### STORED RECORDS:
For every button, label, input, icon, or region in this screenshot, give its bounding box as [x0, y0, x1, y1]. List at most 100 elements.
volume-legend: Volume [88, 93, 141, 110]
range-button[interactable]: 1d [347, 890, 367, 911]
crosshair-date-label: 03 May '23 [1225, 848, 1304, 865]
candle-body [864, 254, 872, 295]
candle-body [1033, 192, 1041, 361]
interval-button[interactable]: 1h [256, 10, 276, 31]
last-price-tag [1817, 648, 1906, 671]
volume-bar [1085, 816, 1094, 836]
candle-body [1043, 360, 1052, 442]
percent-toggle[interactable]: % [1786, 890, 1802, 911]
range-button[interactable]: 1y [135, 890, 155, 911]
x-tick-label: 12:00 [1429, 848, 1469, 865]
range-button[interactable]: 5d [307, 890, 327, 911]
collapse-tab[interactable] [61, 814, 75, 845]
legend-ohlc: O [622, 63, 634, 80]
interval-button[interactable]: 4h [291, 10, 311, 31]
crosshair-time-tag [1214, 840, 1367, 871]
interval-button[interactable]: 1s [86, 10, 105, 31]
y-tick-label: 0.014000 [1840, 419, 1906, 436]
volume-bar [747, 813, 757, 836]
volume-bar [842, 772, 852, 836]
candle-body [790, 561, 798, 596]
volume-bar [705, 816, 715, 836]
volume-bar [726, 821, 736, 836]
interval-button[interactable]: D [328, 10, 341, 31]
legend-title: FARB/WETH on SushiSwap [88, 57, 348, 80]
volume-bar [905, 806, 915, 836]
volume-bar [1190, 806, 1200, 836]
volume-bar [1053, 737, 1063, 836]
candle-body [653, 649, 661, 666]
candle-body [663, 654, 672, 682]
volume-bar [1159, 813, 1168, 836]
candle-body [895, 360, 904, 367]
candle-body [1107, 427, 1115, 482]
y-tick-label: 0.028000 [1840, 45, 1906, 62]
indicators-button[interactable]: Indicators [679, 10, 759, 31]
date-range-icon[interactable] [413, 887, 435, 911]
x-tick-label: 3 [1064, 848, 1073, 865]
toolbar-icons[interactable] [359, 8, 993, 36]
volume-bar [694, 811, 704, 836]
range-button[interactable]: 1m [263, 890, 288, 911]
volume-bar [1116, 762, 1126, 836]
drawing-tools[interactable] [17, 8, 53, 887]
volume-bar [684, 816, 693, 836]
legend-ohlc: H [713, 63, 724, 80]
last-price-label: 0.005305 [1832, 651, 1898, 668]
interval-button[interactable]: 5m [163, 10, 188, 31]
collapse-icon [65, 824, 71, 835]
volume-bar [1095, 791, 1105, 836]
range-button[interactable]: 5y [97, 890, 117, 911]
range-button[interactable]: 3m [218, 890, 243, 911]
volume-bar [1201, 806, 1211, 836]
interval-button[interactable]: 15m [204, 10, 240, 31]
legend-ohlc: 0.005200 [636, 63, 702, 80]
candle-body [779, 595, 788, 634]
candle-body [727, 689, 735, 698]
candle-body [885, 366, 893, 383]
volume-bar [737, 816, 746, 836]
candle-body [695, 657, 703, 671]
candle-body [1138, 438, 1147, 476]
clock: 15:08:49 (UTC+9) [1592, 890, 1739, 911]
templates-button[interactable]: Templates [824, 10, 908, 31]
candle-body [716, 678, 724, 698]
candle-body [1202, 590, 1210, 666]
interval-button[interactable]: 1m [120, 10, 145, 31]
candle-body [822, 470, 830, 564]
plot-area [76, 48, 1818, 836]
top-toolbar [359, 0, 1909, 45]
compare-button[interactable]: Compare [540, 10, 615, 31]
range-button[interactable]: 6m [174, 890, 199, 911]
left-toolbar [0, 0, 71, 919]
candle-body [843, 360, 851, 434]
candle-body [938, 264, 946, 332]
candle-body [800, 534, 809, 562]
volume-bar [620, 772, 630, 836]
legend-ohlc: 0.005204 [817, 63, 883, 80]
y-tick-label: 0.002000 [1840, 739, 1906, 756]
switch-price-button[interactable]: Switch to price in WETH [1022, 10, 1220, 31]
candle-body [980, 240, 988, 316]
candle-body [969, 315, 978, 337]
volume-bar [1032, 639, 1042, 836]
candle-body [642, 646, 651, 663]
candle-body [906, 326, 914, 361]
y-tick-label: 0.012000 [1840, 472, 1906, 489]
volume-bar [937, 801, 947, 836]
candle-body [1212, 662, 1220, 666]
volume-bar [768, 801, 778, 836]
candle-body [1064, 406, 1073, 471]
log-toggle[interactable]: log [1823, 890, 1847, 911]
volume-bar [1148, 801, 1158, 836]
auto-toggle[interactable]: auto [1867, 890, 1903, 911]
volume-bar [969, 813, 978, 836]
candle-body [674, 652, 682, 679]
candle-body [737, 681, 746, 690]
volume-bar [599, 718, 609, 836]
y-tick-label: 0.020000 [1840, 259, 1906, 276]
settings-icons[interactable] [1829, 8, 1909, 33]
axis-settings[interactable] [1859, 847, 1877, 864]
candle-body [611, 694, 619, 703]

### WHAT IS BEING ASKED:
Reproduce every line of the records above verbatim, from the first line through the last.

### WRITTEN REPLY:
For every button, label, input, icon, or region in this screenshot, give its bounding box as [x0, y0, x1, y1]. List at most 100 elements.
volume-legend: Volume [88, 93, 141, 110]
range-button[interactable]: 1d [347, 890, 367, 911]
crosshair-date-label: 03 May '23 [1225, 848, 1304, 865]
candle-body [864, 254, 872, 295]
candle-body [1033, 192, 1041, 361]
interval-button[interactable]: 1h [256, 10, 276, 31]
last-price-tag [1817, 648, 1906, 671]
volume-bar [1085, 816, 1094, 836]
candle-body [1043, 360, 1052, 442]
percent-toggle[interactable]: % [1786, 890, 1802, 911]
range-button[interactable]: 1y [135, 890, 155, 911]
x-tick-label: 12:00 [1429, 848, 1469, 865]
range-button[interactable]: 5d [307, 890, 327, 911]
collapse-tab[interactable] [61, 814, 75, 845]
legend-ohlc: O [622, 63, 634, 80]
interval-button[interactable]: 4h [291, 10, 311, 31]
crosshair-time-tag [1214, 840, 1367, 871]
interval-button[interactable]: 1s [86, 10, 105, 31]
y-tick-label: 0.014000 [1840, 419, 1906, 436]
volume-bar [747, 813, 757, 836]
volume-bar [842, 772, 852, 836]
candle-body [790, 561, 798, 596]
volume-bar [705, 816, 715, 836]
volume-bar [726, 821, 736, 836]
interval-button[interactable]: D [328, 10, 341, 31]
legend-title: FARB/WETH on SushiSwap [88, 57, 348, 80]
volume-bar [905, 806, 915, 836]
volume-bar [1190, 806, 1200, 836]
volume-bar [1053, 737, 1063, 836]
candle-body [653, 649, 661, 666]
candle-body [663, 654, 672, 682]
volume-bar [1159, 813, 1168, 836]
candle-body [895, 360, 904, 367]
candle-body [1107, 427, 1115, 482]
y-tick-label: 0.028000 [1840, 45, 1906, 62]
indicators-button[interactable]: Indicators [679, 10, 759, 31]
date-range-icon[interactable] [413, 887, 435, 911]
x-tick-label: 3 [1064, 848, 1073, 865]
toolbar-icons[interactable] [359, 8, 993, 36]
volume-bar [694, 811, 704, 836]
range-button[interactable]: 1m [263, 890, 288, 911]
volume-bar [1116, 762, 1126, 836]
drawing-tools[interactable] [17, 8, 53, 887]
volume-bar [684, 816, 693, 836]
legend-ohlc: H [713, 63, 724, 80]
last-price-label: 0.005305 [1832, 651, 1898, 668]
interval-button[interactable]: 5m [163, 10, 188, 31]
collapse-icon [65, 824, 71, 835]
volume-bar [1095, 791, 1105, 836]
range-button[interactable]: 5y [97, 890, 117, 911]
range-button[interactable]: 3m [218, 890, 243, 911]
volume-bar [1201, 806, 1211, 836]
interval-button[interactable]: 15m [204, 10, 240, 31]
legend-ohlc: 0.005200 [636, 63, 702, 80]
candle-body [779, 595, 788, 634]
candle-body [727, 689, 735, 698]
candle-body [885, 366, 893, 383]
volume-bar [737, 816, 746, 836]
candle-body [695, 657, 703, 671]
candle-body [1138, 438, 1147, 476]
clock: 15:08:49 (UTC+9) [1592, 890, 1739, 911]
templates-button[interactable]: Templates [824, 10, 908, 31]
candle-body [716, 678, 724, 698]
candle-body [1202, 590, 1210, 666]
interval-button[interactable]: 1m [120, 10, 145, 31]
candle-body [822, 470, 830, 564]
plot-area [76, 48, 1818, 836]
top-toolbar [359, 0, 1909, 45]
compare-button[interactable]: Compare [540, 10, 615, 31]
range-button[interactable]: 6m [174, 890, 199, 911]
left-toolbar [0, 0, 71, 919]
candle-body [843, 360, 851, 434]
candle-body [938, 264, 946, 332]
candle-body [800, 534, 809, 562]
volume-bar [620, 772, 630, 836]
legend-ohlc: 0.005204 [817, 63, 883, 80]
y-tick-label: 0.002000 [1840, 739, 1906, 756]
switch-price-button[interactable]: Switch to price in WETH [1022, 10, 1220, 31]
candle-body [980, 240, 988, 316]
candle-body [969, 315, 978, 337]
volume-bar [1032, 639, 1042, 836]
candle-body [642, 646, 651, 663]
candle-body [906, 326, 914, 361]
y-tick-label: 0.012000 [1840, 472, 1906, 489]
volume-bar [937, 801, 947, 836]
candle-body [1212, 662, 1220, 666]
volume-bar [768, 801, 778, 836]
candle-body [1064, 406, 1073, 471]
log-toggle[interactable]: log [1823, 890, 1847, 911]
volume-bar [1148, 801, 1158, 836]
auto-toggle[interactable]: auto [1867, 890, 1903, 911]
volume-bar [969, 813, 978, 836]
candle-body [674, 652, 682, 679]
candle-body [737, 681, 746, 690]
volume-bar [599, 718, 609, 836]
y-tick-label: 0.020000 [1840, 259, 1906, 276]
settings-icons[interactable] [1829, 8, 1909, 33]
axis-settings[interactable] [1859, 847, 1877, 864]
candle-body [611, 694, 619, 703]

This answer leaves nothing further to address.